-- Text to read --
________________________

I too find the M8 metering system amazingly good. But as you point out, this does not absolve us from using our brains. The contrast ranges of most scenes we encounter are vastly larger than anything that can be recorded on film, paper or silicon. Some intelligent adjusting is called for, and there is no gizmo that can do that for us -- because electronics can meter light levels, but cannot understand what the subject is!

 

Like with transparency film, precise exposure is an essential part of digital technique for optimal file production.

Back to dear old Kodachrome, in other words ... I do think I have shot more 'chromes than negative frames during the last half-century. That is in fact what lies behind my request for 'exposure biasing' or rather, 'meter biasing'.

 

I gave a talk on raw conversion last night and I always start by discussing exposure, and 'appropriate' exposure for optimal raw conversion require highlights to be on the very edge of the histogram.

Well, yes -- if we are speaking of diffuse highlights. Specular highlights, being actually mirror images of light sources, and the light sources themselves, like Old Sol, show luminances that are vastly greater than that of any 'ordinary' diffuse highlight. Like in the old days, we have to permit these to burn out. Any attempt to put these 'on the edge of the histogram' would reduce the rest of the picture to Stygian darkness.

 

And only YOU can decide what is a light source. A pleasant sunlit summer landscape is normally not a light source -- but it becomes one, when it is outside a window and you are trying to photograph something in the room!

________________________

-- Exercises --
• a. Translate this sentence from the text on exposure and metering into Spanish: "Like with transparency film, precise exposure is an essential part of digital technique for optimal file production."
• b. In the text on exposure and metering, what does a sunlit summer landscape become when it is outside a window and the photographer is shooting something in the room?

-- Raw data --

________________________

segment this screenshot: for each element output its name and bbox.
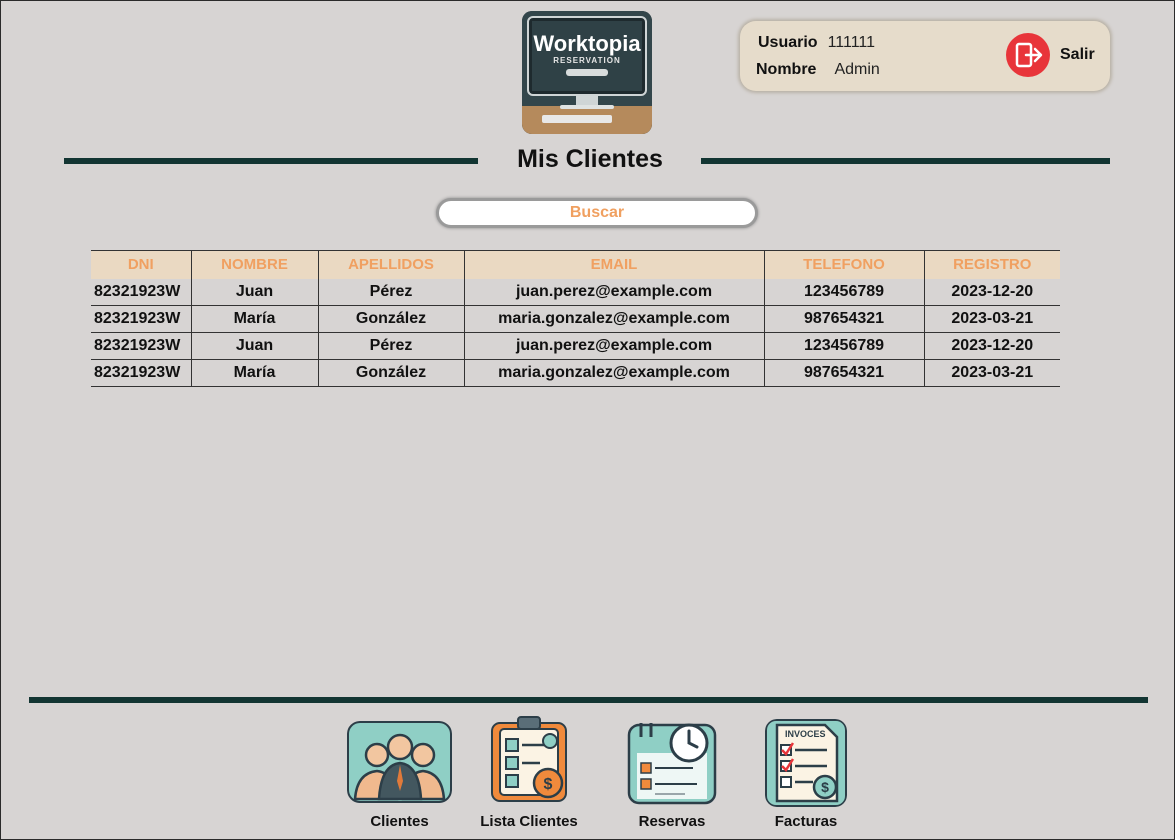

________________________

-- Results by task --
• a. Al igual que con la película de diapositivas, la exposición precisa es una parte esencial de la técnica digital para una producción óptima de archivos.

• b. A light source.